Records
•••••

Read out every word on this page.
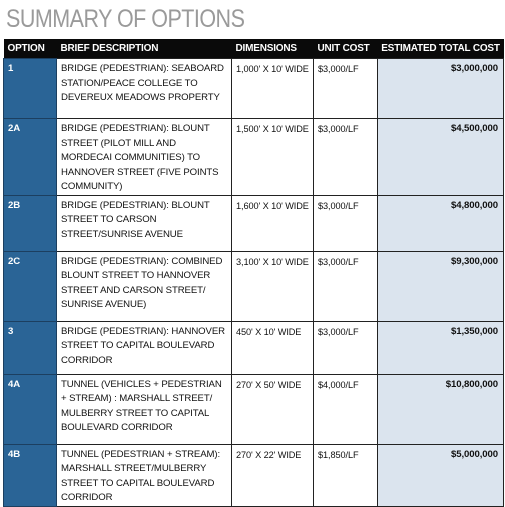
SUMMARY OF OPTIONS
OPTION	BRIEF DESCRIPTION	DIMENSIONS	UNIT COST	ESTIMATED TOTAL COST
1	BRIDGE (PEDESTRIAN): SEABOARD STATION/PEACE COLLEGE TO DEVEREUX MEADOWS PROPERTY	1,000' X 10' WIDE	$3,000/LF	$3,000,000
2A	BRIDGE (PEDESTRIAN): BLOUNT STREET (PILOT MILL AND MORDECAI COMMUNITIES) TO HANNOVER STREET (FIVE POINTS COMMUNITY)	1,500' X 10' WIDE	$3,000/LF	$4,500,000
2B	BRIDGE (PEDESTRIAN): BLOUNT STREET TO CARSON STREET/SUNRISE AVENUE	1,600' X 10' WIDE	$3,000/LF	$4,800,000
2C	BRIDGE (PEDESTRIAN): COMBINED BLOUNT STREET TO HANNOVER STREET AND CARSON STREET/ SUNRISE AVENUE)	3,100' X 10' WIDE	$3,000/LF	$9,300,000
3	BRIDGE (PEDESTRIAN): HANNOVER STREET TO CAPITAL BOULEVARD CORRIDOR	450' X 10' WIDE	$3,000/LF	$1,350,000
4A	TUNNEL (VEHICLES + PEDESTRIAN + STREAM) : MARSHALL STREET/ MULBERRY STREET TO CAPITAL BOULEVARD CORRIDOR	270' X 50' WIDE	$4,000/LF	$10,800,000
4B	TUNNEL (PEDESTRIAN + STREAM): MARSHALL STREET/MULBERRY STREET TO CAPITAL BOULEVARD CORRIDOR	270' X 22' WIDE	$1,850/LF	$5,000,000
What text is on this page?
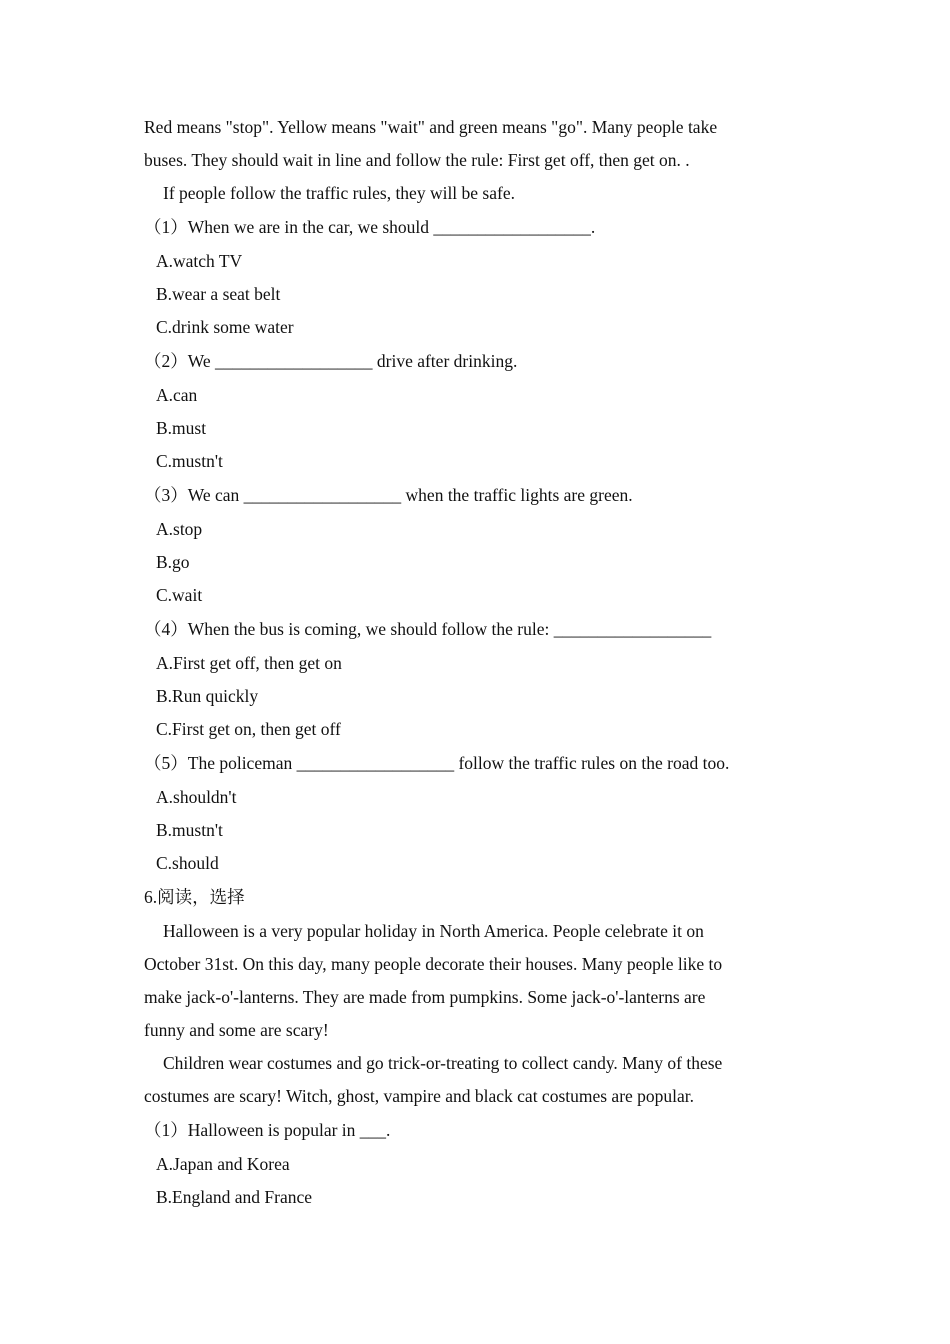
Red means "stop". Yellow means "wait" and green means "go". Many people take
buses. They should wait in line and follow the rule: First get off, then get on. .
If people follow the traffic rules, they will be safe.
（1）When we are in the car, we should __________________.
A.watch TV
B.wear a seat belt
C.drink some water
（2）We __________________ drive after drinking.
A.can
B.must
C.mustn't
（3）We can __________________ when the traffic lights are green.
A.stop
B.go
C.wait
（4）When the bus is coming, we should follow the rule: __________________
A.First get off, then get on
B.Run quickly
C.First get on, then get off
（5）The policeman __________________ follow the traffic rules on the road too.
A.shouldn't
B.mustn't
C.should
6.阅读，选择
Halloween is a very popular holiday in North America. People celebrate it on
October 31st. On this day, many people decorate their houses. Many people like to
make jack-o'-lanterns. They are made from pumpkins. Some jack-o'-lanterns are
funny and some are scary!
Children wear costumes and go trick-or-treating to collect candy. Many of these
costumes are scary! Witch, ghost, vampire and black cat costumes are popular.
（1）Halloween is popular in ___.
A.Japan and Korea
B.England and France
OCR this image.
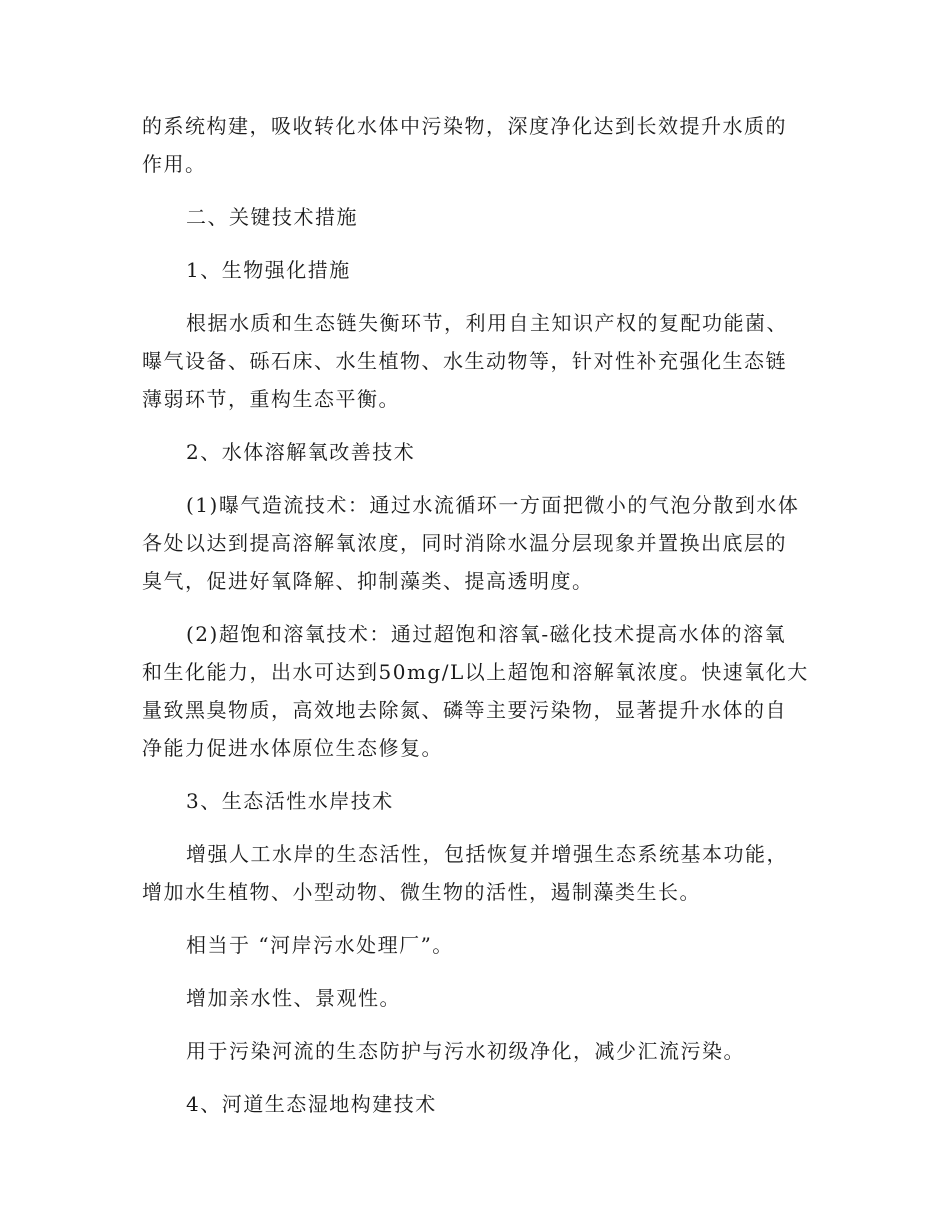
的系统构建，吸收转化水体中污染物，深度净化达到长效提升水质的
作用。
二、关键技术措施
1、生物强化措施
根据水质和生态链失衡环节，利用自主知识产权的复配功能菌、
曝气设备、砾石床、水生植物、水生动物等，针对性补充强化生态链
薄弱环节，重构生态平衡。
2、水体溶解氧改善技术
(1)曝气造流技术：通过水流循环一方面把微小的气泡分散到水体
各处以达到提高溶解氧浓度，同时消除水温分层现象并置换出底层的
臭气，促进好氧降解、抑制藻类、提高透明度。
(2)超饱和溶氧技术：通过超饱和溶氧-磁化技术提高水体的溶氧
和生化能力，出水可达到50mg/L以上超饱和溶解氧浓度。快速氧化大
量致黑臭物质，高效地去除氮、磷等主要污染物，显著提升水体的自
净能力促进水体原位生态修复。
3、生态活性水岸技术
增强人工水岸的生态活性，包括恢复并增强生态系统基本功能，
增加水生植物、小型动物、微生物的活性，遏制藻类生长。
相当于 “河岸污水处理厂”。
增加亲水性、景观性。
用于污染河流的生态防护与污水初级净化，减少汇流污染。
4、河道生态湿地构建技术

•••••

Task goal ::
Copy out each line of the data where the string "AVENUE" appears.

The output ::
2B	BRIDGE (PEDESTRIAN): BLOUNT STREET TO CARSON STREET/SUNRISE AVENUE	1,600' X 10' WIDE	$3,000/LF	$4,800,000
2C	BRIDGE (PEDESTRIAN): COMBINED BLOUNT STREET TO HANNOVER STREET AND CARSON STREET/ SUNRISE AVENUE)	3,100' X 10' WIDE	$3,000/LF	$9,300,000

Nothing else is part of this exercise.